[CHALLENGE]
Take each line containing "Параметры" and report it exactly as written.

BEGIN MATERIAL SUPPLIED

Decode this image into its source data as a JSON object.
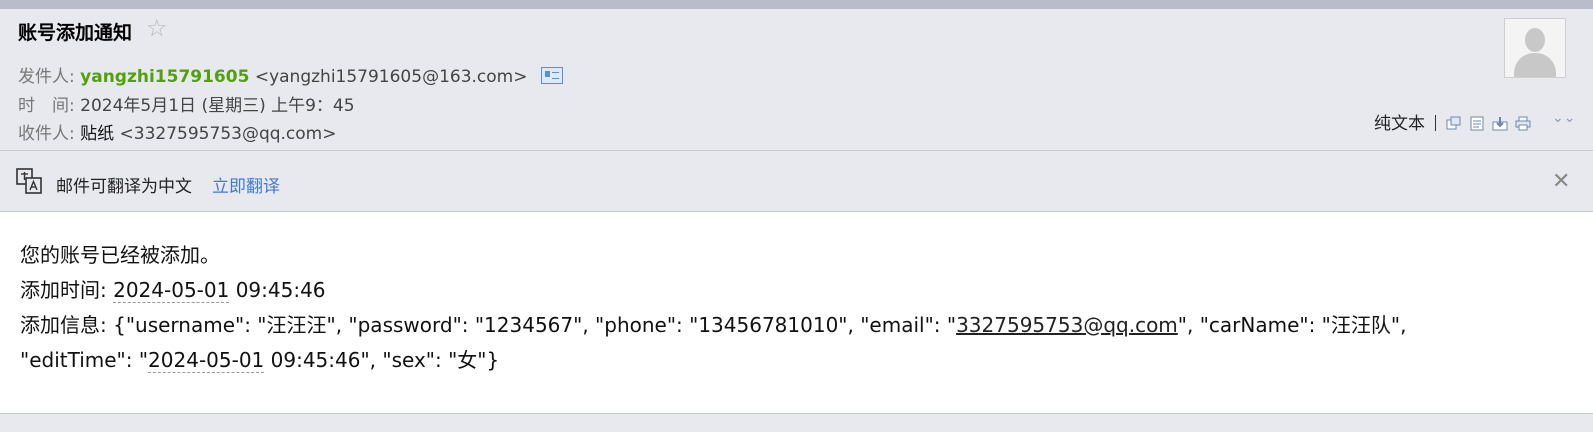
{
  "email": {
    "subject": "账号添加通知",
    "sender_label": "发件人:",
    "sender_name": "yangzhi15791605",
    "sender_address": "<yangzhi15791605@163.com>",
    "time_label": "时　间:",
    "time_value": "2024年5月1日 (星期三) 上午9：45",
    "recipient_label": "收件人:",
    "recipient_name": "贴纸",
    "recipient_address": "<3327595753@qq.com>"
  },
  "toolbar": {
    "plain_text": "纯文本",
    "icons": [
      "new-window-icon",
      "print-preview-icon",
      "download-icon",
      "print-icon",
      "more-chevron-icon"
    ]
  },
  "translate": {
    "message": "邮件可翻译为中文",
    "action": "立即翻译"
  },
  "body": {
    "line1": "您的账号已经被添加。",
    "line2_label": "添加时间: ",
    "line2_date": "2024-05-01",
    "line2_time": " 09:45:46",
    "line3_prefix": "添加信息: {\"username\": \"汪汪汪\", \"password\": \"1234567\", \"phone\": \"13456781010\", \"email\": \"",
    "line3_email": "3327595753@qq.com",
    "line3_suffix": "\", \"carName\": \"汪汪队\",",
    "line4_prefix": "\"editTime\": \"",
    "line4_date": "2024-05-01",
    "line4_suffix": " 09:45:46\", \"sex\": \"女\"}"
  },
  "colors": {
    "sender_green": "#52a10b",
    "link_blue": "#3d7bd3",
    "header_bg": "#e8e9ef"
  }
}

END MATERIAL SUPPLIED
BEGIN MATERIAL SUPPLIED

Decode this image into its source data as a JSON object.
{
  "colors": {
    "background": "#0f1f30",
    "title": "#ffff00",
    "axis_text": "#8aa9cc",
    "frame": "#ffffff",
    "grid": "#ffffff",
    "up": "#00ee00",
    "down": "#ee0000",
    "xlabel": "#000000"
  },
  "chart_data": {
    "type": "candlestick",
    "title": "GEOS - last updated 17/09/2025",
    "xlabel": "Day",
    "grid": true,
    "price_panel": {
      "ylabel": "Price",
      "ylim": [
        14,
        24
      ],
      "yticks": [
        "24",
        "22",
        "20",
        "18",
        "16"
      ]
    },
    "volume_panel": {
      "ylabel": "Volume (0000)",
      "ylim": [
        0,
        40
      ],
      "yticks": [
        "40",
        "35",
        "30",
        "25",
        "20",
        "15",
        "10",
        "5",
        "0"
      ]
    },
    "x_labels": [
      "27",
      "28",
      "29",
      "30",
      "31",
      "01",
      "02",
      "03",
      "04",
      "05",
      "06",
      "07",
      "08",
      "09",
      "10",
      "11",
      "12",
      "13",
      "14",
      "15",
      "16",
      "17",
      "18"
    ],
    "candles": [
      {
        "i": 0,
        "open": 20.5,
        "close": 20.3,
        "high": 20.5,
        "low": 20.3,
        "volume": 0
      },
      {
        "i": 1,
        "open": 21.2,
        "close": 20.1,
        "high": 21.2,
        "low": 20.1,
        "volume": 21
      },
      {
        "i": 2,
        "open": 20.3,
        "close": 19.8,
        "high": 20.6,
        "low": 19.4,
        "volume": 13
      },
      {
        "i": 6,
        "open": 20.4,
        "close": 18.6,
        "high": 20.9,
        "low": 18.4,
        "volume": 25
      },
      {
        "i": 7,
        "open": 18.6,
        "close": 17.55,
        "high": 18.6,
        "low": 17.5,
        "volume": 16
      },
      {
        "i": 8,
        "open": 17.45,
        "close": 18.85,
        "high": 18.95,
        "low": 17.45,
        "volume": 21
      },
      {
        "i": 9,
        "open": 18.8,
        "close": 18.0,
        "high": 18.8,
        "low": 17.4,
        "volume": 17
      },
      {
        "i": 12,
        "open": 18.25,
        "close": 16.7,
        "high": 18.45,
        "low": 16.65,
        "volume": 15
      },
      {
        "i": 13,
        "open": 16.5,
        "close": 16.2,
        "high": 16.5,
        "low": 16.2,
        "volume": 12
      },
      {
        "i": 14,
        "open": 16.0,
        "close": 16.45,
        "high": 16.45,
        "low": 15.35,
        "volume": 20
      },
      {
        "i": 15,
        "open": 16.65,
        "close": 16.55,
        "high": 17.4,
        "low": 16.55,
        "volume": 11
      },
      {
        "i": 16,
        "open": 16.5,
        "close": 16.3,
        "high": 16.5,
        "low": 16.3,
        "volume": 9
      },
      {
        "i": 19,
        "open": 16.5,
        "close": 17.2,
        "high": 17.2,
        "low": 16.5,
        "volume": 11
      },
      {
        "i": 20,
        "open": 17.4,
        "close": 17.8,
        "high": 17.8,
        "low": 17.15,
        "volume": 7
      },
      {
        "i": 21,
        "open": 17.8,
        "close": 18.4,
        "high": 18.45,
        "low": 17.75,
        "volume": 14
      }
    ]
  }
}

END MATERIAL SUPPLIED
BEGIN MATERIAL SUPPLIED

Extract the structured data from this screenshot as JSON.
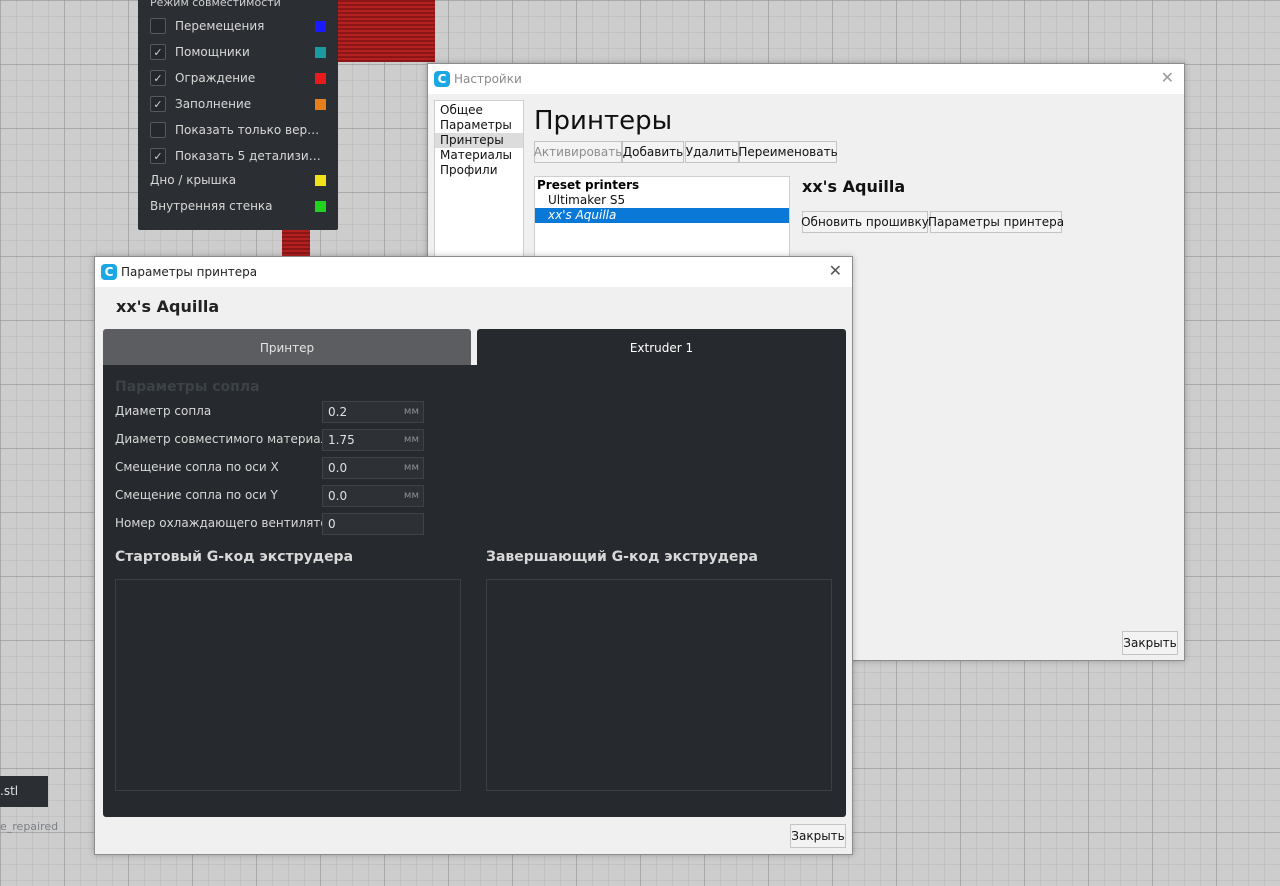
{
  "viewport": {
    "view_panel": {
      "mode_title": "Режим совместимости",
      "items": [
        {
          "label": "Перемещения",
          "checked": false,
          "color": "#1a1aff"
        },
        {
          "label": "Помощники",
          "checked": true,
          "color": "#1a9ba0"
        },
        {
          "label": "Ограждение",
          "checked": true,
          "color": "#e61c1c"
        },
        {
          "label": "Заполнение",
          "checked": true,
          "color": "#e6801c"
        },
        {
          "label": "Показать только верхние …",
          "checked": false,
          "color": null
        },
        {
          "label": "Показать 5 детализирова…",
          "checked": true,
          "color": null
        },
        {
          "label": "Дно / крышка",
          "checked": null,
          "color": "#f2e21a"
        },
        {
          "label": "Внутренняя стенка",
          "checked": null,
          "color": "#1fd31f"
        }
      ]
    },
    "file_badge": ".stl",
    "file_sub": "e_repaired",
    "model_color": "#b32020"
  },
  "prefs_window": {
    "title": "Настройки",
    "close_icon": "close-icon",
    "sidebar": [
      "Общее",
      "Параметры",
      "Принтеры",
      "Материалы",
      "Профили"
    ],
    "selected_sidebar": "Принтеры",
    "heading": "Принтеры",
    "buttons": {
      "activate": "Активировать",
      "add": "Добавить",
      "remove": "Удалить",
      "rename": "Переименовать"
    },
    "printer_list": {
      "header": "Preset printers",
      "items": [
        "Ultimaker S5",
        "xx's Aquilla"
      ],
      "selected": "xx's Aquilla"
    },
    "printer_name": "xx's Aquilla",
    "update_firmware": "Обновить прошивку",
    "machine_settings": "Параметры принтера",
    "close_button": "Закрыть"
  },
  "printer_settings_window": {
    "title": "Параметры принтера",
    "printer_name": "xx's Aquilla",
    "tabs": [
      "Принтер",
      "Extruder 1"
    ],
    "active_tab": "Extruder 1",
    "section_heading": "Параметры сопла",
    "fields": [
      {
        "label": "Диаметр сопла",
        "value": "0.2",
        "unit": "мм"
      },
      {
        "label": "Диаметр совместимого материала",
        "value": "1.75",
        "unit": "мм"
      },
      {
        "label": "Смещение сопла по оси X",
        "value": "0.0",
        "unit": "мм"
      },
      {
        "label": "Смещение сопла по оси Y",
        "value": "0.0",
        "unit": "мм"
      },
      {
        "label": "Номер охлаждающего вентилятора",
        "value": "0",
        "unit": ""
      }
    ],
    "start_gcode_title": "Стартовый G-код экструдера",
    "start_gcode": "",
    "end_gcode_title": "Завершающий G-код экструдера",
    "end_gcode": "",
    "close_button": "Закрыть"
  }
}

END MATERIAL SUPPLIED

[FULL RESPONSE]
      "Параметры",
    "machine_settings": "Параметры принтера",
    "title": "Параметры принтера",
    "section_heading": "Параметры сопла",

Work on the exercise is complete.